Directions for this task: Please retype every line of the records below word for word, leaving out the pictures.

(Stored items)

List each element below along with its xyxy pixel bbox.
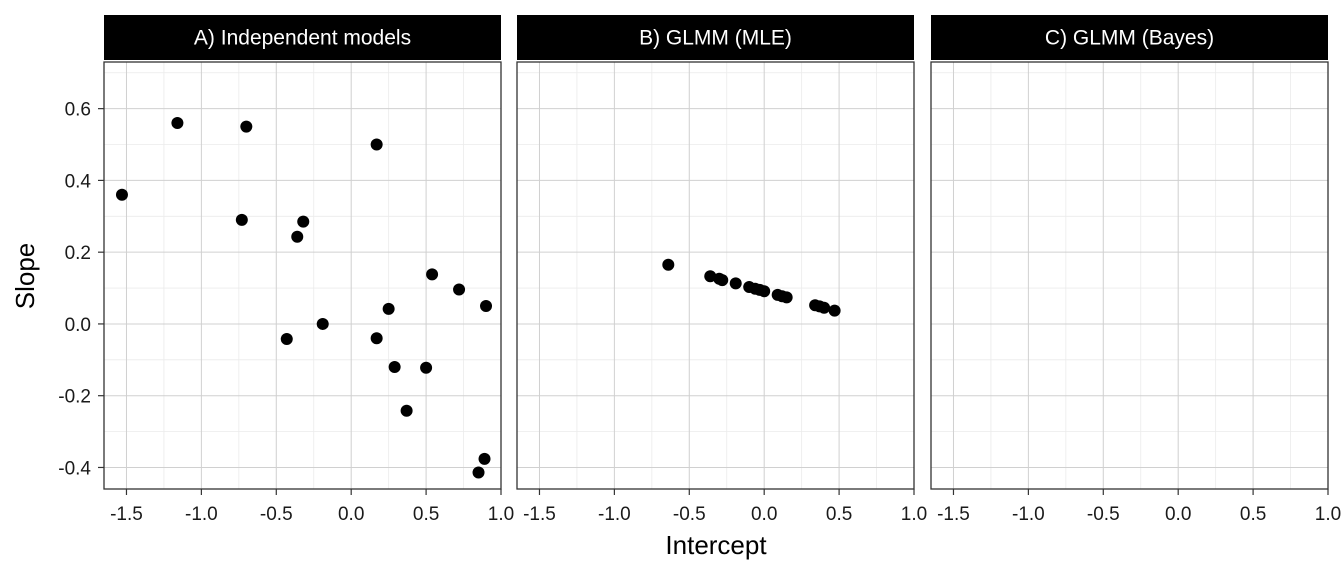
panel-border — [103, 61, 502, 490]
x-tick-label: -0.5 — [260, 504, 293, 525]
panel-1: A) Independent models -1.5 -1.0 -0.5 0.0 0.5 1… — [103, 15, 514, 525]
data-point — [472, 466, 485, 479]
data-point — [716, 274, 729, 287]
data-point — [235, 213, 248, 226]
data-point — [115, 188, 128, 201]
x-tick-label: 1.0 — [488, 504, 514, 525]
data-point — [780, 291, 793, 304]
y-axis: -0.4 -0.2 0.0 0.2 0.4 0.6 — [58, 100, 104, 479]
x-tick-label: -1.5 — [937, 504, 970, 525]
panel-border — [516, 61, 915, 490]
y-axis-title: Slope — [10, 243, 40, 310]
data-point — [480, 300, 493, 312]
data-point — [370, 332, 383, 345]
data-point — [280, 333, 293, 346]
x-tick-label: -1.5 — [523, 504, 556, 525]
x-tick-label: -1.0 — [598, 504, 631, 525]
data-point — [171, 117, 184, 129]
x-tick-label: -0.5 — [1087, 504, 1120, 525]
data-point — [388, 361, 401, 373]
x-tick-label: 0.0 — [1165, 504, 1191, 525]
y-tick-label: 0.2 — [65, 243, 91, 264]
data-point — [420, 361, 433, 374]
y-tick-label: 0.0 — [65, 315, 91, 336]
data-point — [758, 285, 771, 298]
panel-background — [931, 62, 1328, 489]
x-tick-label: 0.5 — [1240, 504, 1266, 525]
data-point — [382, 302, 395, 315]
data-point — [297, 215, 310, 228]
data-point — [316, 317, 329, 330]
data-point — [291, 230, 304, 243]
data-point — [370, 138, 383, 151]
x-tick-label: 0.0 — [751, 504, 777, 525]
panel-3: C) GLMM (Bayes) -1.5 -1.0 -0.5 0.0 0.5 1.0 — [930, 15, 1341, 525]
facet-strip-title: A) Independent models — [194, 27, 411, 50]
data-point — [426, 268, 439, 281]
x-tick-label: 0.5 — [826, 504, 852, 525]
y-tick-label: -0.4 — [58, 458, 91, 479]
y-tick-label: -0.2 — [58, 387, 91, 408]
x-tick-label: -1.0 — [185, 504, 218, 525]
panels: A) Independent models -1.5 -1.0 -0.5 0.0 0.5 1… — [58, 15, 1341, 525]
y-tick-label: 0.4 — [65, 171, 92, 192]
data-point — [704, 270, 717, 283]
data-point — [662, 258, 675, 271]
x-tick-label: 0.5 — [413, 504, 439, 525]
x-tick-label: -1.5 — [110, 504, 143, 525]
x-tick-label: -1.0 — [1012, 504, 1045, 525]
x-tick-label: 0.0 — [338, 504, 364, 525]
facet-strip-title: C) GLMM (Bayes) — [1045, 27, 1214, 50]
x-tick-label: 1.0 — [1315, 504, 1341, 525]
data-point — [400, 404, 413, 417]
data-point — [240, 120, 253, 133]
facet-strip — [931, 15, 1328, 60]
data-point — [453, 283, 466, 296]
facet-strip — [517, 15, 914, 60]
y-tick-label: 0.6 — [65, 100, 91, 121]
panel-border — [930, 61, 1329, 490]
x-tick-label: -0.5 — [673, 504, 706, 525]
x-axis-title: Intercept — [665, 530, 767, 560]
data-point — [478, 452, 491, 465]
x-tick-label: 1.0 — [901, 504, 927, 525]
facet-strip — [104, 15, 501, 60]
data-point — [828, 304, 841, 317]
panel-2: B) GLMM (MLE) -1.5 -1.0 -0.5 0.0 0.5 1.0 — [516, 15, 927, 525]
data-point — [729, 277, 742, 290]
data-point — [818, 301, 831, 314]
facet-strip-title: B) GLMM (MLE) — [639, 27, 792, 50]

Full output:
List each element below along with its xyxy pixel bbox.
panel-border — [103, 61, 502, 490]
x-tick-label: -0.5 — [260, 504, 293, 525]
panel-1: A) Independent models -1.5 -1.0 -0.5 0.0 0.5 1… — [103, 15, 514, 525]
data-point — [472, 466, 485, 479]
data-point — [716, 274, 729, 287]
data-point — [235, 213, 248, 226]
data-point — [115, 188, 128, 201]
x-tick-label: 1.0 — [488, 504, 514, 525]
data-point — [780, 291, 793, 304]
y-axis: -0.4 -0.2 0.0 0.2 0.4 0.6 — [58, 100, 104, 479]
x-tick-label: -1.5 — [937, 504, 970, 525]
panel-border — [516, 61, 915, 490]
y-axis-title: Slope — [10, 243, 40, 310]
data-point — [480, 300, 493, 312]
data-point — [370, 332, 383, 345]
data-point — [280, 333, 293, 346]
x-tick-label: -1.5 — [523, 504, 556, 525]
x-tick-label: -1.0 — [598, 504, 631, 525]
data-point — [171, 117, 184, 129]
x-tick-label: -0.5 — [1087, 504, 1120, 525]
data-point — [388, 361, 401, 373]
x-tick-label: 0.0 — [1165, 504, 1191, 525]
y-tick-label: 0.2 — [65, 243, 91, 264]
data-point — [420, 361, 433, 374]
y-tick-label: 0.0 — [65, 315, 91, 336]
data-point — [758, 285, 771, 298]
panel-background — [931, 62, 1328, 489]
x-tick-label: 0.5 — [1240, 504, 1266, 525]
data-point — [382, 302, 395, 315]
data-point — [297, 215, 310, 228]
data-point — [316, 317, 329, 330]
data-point — [291, 230, 304, 243]
data-point — [370, 138, 383, 151]
x-tick-label: 0.0 — [751, 504, 777, 525]
panel-3: C) GLMM (Bayes) -1.5 -1.0 -0.5 0.0 0.5 1.0 — [930, 15, 1341, 525]
facet-strip-title: A) Independent models — [194, 27, 411, 50]
data-point — [426, 268, 439, 281]
x-tick-label: 0.5 — [826, 504, 852, 525]
y-tick-label: -0.4 — [58, 458, 91, 479]
y-tick-label: -0.2 — [58, 387, 91, 408]
x-tick-label: -1.0 — [185, 504, 218, 525]
panels: A) Independent models -1.5 -1.0 -0.5 0.0 0.5 1… — [58, 15, 1341, 525]
y-tick-label: 0.4 — [65, 171, 92, 192]
data-point — [704, 270, 717, 283]
data-point — [662, 258, 675, 271]
x-tick-label: 0.5 — [413, 504, 439, 525]
x-tick-label: -1.5 — [110, 504, 143, 525]
x-tick-label: -1.0 — [1012, 504, 1045, 525]
x-tick-label: 0.0 — [338, 504, 364, 525]
facet-strip-title: C) GLMM (Bayes) — [1045, 27, 1214, 50]
x-tick-label: 1.0 — [1315, 504, 1341, 525]
data-point — [400, 404, 413, 417]
data-point — [240, 120, 253, 133]
facet-strip — [931, 15, 1328, 60]
data-point — [453, 283, 466, 296]
facet-strip — [517, 15, 914, 60]
y-tick-label: 0.6 — [65, 100, 91, 121]
panel-border — [930, 61, 1329, 490]
x-tick-label: -0.5 — [673, 504, 706, 525]
x-axis-title: Intercept — [665, 530, 767, 560]
data-point — [478, 452, 491, 465]
x-tick-label: 1.0 — [901, 504, 927, 525]
facet-strip — [104, 15, 501, 60]
data-point — [828, 304, 841, 317]
panel-2: B) GLMM (MLE) -1.5 -1.0 -0.5 0.0 0.5 1.0 — [516, 15, 927, 525]
data-point — [729, 277, 742, 290]
data-point — [818, 301, 831, 314]
facet-strip-title: B) GLMM (MLE) — [639, 27, 792, 50]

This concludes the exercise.